- _EXTRACTED RECORDS_
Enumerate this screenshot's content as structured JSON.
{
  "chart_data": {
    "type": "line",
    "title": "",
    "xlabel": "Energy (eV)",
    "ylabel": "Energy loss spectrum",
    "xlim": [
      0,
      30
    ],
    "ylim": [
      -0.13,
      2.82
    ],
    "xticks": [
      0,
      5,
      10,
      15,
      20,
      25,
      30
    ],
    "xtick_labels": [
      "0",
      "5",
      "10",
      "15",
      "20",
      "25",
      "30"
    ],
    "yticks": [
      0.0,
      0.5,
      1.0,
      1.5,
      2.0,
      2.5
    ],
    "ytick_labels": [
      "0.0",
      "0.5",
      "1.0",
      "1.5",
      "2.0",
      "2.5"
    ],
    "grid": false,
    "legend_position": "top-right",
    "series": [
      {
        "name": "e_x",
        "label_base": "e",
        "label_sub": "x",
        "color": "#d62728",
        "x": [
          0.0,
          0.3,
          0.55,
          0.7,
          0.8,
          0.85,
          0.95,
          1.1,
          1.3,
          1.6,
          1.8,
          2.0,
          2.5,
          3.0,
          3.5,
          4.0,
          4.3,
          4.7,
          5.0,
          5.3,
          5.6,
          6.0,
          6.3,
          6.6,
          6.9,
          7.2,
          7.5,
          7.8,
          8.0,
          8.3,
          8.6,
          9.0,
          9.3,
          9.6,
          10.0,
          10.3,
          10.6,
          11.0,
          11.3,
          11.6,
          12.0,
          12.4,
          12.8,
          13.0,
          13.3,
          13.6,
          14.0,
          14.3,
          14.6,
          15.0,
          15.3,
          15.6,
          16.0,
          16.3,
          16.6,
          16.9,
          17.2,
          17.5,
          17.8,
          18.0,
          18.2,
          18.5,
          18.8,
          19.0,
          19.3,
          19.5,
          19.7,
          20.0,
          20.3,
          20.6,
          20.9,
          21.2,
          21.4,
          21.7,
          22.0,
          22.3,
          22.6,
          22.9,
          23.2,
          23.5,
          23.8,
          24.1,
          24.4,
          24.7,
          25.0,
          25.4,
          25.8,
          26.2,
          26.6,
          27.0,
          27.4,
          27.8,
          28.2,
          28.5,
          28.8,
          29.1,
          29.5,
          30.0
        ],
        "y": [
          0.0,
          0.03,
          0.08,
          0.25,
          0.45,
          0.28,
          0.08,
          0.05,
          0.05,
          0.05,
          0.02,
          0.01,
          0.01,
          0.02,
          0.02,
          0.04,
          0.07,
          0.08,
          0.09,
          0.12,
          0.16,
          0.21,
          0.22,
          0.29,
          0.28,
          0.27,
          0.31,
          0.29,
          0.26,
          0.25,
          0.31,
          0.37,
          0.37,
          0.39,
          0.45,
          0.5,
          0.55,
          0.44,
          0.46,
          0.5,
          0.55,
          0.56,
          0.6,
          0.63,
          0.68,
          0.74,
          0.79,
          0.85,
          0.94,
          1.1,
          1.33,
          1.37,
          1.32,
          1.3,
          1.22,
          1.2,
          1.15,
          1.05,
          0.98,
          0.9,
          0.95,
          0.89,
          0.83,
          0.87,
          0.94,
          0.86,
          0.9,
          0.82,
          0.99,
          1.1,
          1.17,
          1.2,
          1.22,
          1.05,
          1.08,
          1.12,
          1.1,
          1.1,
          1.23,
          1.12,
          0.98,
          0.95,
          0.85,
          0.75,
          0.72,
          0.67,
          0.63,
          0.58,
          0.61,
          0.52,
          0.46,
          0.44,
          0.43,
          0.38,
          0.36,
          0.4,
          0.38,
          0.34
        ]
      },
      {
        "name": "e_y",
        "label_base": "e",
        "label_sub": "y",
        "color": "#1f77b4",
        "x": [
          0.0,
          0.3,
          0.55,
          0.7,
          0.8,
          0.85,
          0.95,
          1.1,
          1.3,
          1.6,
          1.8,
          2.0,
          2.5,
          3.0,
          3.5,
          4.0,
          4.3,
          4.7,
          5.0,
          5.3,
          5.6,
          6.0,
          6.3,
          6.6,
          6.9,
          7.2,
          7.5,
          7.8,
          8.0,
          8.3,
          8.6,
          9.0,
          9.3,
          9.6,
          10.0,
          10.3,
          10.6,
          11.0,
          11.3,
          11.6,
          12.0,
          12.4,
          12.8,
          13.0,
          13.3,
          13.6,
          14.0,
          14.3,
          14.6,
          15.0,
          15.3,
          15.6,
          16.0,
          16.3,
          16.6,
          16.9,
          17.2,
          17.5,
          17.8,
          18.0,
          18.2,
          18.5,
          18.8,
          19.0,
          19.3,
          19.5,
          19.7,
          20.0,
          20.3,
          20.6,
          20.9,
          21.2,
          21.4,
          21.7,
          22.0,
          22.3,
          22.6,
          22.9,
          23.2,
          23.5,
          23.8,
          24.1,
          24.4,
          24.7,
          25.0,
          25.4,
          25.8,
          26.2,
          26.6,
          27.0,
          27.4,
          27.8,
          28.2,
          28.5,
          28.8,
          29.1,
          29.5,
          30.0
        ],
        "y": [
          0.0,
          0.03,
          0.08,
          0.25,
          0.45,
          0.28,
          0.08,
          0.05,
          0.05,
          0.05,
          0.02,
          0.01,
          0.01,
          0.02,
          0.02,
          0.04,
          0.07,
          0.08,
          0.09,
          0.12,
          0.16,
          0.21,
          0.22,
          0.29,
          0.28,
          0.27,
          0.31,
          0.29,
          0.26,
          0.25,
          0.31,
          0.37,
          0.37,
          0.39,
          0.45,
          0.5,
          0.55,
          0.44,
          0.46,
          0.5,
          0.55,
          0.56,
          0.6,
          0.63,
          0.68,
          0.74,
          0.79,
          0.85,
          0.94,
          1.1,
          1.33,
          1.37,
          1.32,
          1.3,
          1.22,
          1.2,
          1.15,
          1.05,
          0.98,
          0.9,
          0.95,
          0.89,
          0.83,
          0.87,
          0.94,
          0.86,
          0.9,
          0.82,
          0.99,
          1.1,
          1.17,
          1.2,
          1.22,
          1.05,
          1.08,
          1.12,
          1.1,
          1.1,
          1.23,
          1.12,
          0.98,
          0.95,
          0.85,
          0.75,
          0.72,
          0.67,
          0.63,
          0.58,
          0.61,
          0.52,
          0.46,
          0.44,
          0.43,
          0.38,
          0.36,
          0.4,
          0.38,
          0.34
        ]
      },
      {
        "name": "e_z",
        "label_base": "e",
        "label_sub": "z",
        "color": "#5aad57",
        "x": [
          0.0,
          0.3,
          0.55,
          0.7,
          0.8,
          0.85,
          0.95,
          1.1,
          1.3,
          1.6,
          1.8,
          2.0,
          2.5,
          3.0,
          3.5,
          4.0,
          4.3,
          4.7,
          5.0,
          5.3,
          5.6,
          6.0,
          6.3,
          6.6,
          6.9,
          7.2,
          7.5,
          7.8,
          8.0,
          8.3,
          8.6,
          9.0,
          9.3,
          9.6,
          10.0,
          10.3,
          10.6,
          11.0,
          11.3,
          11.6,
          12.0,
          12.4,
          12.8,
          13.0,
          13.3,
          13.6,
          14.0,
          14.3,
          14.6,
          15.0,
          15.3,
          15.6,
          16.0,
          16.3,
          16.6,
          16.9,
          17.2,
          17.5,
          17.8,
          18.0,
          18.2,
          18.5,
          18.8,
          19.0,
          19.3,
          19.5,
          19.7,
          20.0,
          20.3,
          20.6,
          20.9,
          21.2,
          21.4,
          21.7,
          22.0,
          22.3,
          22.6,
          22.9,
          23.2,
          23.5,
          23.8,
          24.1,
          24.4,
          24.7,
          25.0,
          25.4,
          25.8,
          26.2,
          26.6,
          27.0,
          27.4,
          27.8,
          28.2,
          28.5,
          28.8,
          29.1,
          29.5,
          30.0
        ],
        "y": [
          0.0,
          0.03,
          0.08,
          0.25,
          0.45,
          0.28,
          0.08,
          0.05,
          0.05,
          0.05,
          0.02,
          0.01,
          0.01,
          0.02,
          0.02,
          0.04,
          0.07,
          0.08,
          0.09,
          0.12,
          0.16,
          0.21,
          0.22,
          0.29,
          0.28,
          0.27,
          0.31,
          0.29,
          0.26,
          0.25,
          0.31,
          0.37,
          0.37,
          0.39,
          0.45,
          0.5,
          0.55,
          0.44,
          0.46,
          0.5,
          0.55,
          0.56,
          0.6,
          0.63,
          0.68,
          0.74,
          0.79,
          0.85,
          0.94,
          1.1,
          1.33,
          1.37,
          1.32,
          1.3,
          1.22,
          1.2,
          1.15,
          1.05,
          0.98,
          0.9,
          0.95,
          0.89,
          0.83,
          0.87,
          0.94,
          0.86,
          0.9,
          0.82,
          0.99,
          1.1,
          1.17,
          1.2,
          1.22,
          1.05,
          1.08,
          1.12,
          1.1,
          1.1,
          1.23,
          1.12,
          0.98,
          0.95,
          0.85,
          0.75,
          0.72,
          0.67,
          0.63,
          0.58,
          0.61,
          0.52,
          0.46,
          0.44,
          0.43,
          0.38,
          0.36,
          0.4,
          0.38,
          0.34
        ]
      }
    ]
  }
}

--

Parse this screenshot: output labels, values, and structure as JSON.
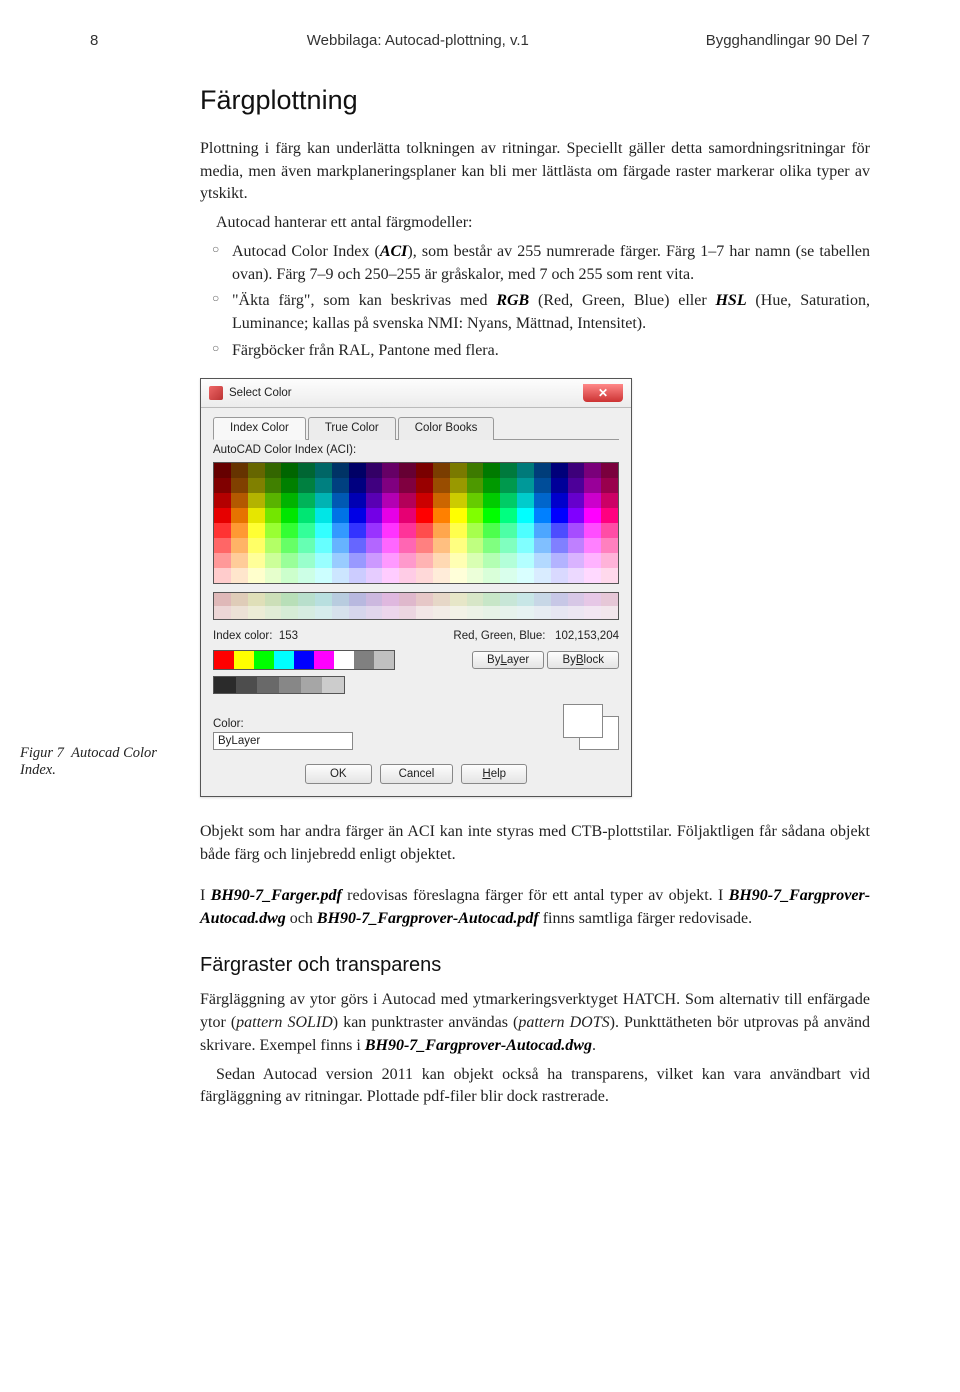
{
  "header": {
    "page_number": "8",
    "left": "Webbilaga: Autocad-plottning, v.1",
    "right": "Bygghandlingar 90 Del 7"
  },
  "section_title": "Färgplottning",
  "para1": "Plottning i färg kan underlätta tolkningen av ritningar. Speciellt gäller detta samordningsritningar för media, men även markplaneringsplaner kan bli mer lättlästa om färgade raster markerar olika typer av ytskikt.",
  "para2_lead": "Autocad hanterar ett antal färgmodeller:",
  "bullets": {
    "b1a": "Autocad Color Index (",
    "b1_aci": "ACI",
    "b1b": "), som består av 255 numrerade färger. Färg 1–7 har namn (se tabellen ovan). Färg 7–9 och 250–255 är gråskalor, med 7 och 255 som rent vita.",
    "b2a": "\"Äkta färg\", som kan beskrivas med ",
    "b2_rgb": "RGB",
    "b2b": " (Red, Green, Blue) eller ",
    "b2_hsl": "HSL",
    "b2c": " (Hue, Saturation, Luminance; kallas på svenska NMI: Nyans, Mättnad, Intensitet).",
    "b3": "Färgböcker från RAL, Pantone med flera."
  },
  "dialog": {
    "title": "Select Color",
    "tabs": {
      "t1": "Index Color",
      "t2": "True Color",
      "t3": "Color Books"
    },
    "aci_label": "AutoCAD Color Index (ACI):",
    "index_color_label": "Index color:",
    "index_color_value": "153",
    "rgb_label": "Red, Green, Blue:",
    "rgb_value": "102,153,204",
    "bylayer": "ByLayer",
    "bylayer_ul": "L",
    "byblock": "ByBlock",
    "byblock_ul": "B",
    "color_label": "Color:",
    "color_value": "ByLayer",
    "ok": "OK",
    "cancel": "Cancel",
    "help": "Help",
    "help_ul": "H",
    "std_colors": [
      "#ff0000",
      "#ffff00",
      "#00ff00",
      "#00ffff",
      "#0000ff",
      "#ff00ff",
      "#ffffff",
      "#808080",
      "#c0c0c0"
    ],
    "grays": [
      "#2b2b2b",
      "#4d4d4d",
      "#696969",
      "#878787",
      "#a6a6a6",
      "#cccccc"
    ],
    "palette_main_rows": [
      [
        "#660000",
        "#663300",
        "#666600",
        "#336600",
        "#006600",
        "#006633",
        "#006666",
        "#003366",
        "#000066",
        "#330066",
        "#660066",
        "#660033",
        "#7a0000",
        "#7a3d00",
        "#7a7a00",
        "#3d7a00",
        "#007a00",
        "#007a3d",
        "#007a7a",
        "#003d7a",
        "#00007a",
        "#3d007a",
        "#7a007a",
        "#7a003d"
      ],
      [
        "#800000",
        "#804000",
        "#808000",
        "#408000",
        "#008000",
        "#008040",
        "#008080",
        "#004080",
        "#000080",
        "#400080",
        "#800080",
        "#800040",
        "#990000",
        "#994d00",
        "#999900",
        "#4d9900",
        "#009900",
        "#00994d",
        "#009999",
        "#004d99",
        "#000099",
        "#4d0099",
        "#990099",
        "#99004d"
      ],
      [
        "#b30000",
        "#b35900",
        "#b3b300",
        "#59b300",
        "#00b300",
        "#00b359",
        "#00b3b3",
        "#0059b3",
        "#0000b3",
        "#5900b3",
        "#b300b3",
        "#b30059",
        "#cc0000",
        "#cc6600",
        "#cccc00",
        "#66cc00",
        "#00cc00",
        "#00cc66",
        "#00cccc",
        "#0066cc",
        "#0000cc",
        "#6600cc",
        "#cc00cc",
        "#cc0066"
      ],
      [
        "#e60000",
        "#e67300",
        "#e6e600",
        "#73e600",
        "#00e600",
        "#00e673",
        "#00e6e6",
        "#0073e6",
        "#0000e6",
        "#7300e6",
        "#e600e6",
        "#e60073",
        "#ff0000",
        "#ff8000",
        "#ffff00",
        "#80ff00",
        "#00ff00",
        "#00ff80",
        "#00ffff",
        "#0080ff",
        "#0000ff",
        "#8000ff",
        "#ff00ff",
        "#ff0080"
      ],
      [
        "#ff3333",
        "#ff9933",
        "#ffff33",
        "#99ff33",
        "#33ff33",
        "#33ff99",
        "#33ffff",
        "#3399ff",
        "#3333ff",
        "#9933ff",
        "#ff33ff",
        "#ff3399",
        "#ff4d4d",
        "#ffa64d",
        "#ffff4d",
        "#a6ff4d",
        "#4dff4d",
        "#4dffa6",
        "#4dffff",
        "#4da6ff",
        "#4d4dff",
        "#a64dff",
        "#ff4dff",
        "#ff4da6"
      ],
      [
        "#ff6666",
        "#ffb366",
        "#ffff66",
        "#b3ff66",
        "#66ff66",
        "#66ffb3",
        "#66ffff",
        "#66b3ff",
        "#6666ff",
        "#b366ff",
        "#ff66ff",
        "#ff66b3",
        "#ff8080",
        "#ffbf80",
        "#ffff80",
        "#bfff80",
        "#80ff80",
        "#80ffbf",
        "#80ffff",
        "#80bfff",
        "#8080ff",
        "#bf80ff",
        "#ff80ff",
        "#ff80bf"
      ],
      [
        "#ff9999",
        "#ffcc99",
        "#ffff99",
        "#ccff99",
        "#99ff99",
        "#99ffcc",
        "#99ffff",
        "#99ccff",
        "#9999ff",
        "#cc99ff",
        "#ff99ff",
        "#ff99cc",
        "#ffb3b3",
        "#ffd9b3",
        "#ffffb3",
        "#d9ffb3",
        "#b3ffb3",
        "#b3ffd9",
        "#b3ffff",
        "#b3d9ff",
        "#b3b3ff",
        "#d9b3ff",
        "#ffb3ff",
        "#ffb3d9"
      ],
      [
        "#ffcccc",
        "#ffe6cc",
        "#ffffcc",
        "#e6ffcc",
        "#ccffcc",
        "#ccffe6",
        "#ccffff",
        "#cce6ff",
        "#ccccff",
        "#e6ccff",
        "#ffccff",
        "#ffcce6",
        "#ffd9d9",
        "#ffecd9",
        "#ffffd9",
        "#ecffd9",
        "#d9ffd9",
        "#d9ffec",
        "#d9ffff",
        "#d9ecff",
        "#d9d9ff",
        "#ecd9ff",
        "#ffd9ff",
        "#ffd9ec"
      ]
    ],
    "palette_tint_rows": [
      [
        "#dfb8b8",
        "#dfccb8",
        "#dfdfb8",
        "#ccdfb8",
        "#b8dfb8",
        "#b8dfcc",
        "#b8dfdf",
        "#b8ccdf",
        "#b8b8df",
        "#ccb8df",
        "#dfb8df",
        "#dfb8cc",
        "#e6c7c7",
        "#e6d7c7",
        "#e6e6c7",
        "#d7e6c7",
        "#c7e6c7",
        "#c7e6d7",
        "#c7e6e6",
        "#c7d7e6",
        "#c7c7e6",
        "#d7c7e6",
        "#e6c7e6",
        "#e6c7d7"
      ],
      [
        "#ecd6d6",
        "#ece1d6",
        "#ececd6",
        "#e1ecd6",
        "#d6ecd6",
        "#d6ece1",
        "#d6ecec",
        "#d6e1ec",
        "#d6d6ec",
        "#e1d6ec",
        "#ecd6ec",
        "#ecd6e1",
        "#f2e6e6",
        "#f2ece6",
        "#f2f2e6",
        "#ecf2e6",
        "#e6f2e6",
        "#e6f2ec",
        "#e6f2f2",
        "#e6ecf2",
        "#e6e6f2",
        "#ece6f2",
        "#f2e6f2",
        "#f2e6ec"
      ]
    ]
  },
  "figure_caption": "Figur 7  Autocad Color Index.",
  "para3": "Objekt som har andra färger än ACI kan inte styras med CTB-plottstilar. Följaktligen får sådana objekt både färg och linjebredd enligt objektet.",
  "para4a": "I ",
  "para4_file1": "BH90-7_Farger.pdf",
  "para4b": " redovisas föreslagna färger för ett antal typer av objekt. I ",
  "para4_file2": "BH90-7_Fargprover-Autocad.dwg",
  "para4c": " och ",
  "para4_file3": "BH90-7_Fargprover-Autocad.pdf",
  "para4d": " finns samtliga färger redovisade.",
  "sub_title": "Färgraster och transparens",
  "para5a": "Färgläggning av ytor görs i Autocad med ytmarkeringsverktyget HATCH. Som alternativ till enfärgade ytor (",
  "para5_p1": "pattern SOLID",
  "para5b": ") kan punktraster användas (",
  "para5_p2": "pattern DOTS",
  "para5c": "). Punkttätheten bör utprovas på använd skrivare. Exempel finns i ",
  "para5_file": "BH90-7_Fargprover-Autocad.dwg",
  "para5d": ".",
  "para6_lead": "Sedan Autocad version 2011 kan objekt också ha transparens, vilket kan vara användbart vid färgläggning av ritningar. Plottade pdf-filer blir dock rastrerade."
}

- _SET EXERCISE_
Lines containing the word "this" are to be counted in the listing; state their number alone.

- _OUTPUT OF THE TASK_
2